#### [Work to complete]
Transcribe the entries below exactly.

* Start Given information *

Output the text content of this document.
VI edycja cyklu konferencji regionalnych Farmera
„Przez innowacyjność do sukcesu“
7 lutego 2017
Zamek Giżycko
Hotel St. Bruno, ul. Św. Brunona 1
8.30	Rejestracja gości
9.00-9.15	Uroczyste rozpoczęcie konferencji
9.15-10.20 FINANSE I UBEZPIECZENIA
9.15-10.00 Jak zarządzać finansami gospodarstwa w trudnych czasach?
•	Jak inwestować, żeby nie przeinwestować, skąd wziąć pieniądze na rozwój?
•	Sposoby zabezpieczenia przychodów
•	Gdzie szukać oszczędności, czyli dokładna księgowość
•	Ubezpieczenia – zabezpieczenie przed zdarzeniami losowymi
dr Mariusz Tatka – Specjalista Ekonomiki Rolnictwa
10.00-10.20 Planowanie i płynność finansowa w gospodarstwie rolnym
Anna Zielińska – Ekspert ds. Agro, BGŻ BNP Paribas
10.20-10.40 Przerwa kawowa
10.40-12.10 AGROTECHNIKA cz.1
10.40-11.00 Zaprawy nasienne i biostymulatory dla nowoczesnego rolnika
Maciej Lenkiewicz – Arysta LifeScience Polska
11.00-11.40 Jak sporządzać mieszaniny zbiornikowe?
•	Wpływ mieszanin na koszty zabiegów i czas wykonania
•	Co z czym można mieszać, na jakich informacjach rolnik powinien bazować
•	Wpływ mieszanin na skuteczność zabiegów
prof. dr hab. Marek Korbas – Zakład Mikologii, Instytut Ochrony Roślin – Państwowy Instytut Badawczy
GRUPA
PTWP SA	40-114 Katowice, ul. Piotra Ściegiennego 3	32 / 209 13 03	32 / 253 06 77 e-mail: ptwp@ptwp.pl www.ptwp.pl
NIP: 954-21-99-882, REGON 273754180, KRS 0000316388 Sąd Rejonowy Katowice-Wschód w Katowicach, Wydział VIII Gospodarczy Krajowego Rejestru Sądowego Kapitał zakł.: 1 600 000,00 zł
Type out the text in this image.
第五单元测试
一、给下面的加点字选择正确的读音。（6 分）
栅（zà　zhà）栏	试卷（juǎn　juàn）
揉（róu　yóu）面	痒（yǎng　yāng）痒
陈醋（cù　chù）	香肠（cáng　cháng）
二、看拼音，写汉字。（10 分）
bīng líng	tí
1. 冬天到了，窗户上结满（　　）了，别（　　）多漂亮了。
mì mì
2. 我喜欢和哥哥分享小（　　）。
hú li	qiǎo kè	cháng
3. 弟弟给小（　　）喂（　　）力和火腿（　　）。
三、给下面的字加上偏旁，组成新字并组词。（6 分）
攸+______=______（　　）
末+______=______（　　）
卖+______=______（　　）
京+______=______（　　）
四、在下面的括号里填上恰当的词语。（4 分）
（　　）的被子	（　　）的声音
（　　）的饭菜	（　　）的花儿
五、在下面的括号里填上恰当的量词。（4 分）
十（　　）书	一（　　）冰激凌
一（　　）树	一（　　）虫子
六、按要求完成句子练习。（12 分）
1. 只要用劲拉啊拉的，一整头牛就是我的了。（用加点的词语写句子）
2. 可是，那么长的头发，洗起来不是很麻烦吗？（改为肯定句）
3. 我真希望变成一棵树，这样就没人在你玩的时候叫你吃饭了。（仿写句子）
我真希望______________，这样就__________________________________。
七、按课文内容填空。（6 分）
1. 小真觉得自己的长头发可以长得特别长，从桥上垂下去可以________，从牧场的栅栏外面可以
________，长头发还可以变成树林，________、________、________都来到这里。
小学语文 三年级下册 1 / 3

* End Given information *

#### [Complete output]
Output the text content of this document.
VI edycja cyklu konferencji regionalnych Farmera
„Przez innowacyjność do sukcesu“
7 lutego 2017
Zamek Giżycko
Hotel St. Bruno, ul. Św. Brunona 1
8.30	Rejestracja gości
9.00-9.15	Uroczyste rozpoczęcie konferencji
9.15-10.20 FINANSE I UBEZPIECZENIA
9.15-10.00 Jak zarządzać finansami gospodarstwa w trudnych czasach?
•	Jak inwestować, żeby nie przeinwestować, skąd wziąć pieniądze na rozwój?
•	Sposoby zabezpieczenia przychodów
•	Gdzie szukać oszczędności, czyli dokładna księgowość
•	Ubezpieczenia – zabezpieczenie przed zdarzeniami losowymi
dr Mariusz Tatka – Specjalista Ekonomiki Rolnictwa
10.00-10.20 Planowanie i płynność finansowa w gospodarstwie rolnym
Anna Zielińska – Ekspert ds. Agro, BGŻ BNP Paribas
10.20-10.40 Przerwa kawowa
10.40-12.10 AGROTECHNIKA cz.1
10.40-11.00 Zaprawy nasienne i biostymulatory dla nowoczesnego rolnika
Maciej Lenkiewicz – Arysta LifeScience Polska
11.00-11.40 Jak sporządzać mieszaniny zbiornikowe?
•	Wpływ mieszanin na koszty zabiegów i czas wykonania
•	Co z czym można mieszać, na jakich informacjach rolnik powinien bazować
•	Wpływ mieszanin na skuteczność zabiegów
prof. dr hab. Marek Korbas – Zakład Mikologii, Instytut Ochrony Roślin – Państwowy Instytut Badawczy
GRUPA
PTWP SA	40-114 Katowice, ul. Piotra Ściegiennego 3	32 / 209 13 03	32 / 253 06 77 e-mail: ptwp@ptwp.pl www.ptwp.pl
NIP: 954-21-99-882, REGON 273754180, KRS 0000316388 Sąd Rejonowy Katowice-Wschód w Katowicach, Wydział VIII Gospodarczy Krajowego Rejestru Sądowego Kapitał zakł.: 1 600 000,00 zł
Type out the text in this image.
第五单元测试
一、给下面的加点字选择正确的读音。（6 分）
栅（zà　zhà）栏	试卷（juǎn　juàn）
揉（róu　yóu）面	痒（yǎng　yāng）痒
陈醋（cù　chù）	香肠（cáng　cháng）
二、看拼音，写汉字。（10 分）
bīng líng	tí
1. 冬天到了，窗户上结满（　　）了，别（　　）多漂亮了。
mì mì
2. 我喜欢和哥哥分享小（　　）。
hú li	qiǎo kè	cháng
3. 弟弟给小（　　）喂（　　）力和火腿（　　）。
三、给下面的字加上偏旁，组成新字并组词。（6 分）
攸+______=______（　　）
末+______=______（　　）
卖+______=______（　　）
京+______=______（　　）
四、在下面的括号里填上恰当的词语。（4 分）
（　　）的被子	（　　）的声音
（　　）的饭菜	（　　）的花儿
五、在下面的括号里填上恰当的量词。（4 分）
十（　　）书	一（　　）冰激凌
一（　　）树	一（　　）虫子
六、按要求完成句子练习。（12 分）
1. 只要用劲拉啊拉的，一整头牛就是我的了。（用加点的词语写句子）
2. 可是，那么长的头发，洗起来不是很麻烦吗？（改为肯定句）
3. 我真希望变成一棵树，这样就没人在你玩的时候叫你吃饭了。（仿写句子）
我真希望______________，这样就__________________________________。
七、按课文内容填空。（6 分）
1. 小真觉得自己的长头发可以长得特别长，从桥上垂下去可以________，从牧场的栅栏外面可以
________，长头发还可以变成树林，________、________、________都来到这里。
小学语文 三年级下册 1 / 3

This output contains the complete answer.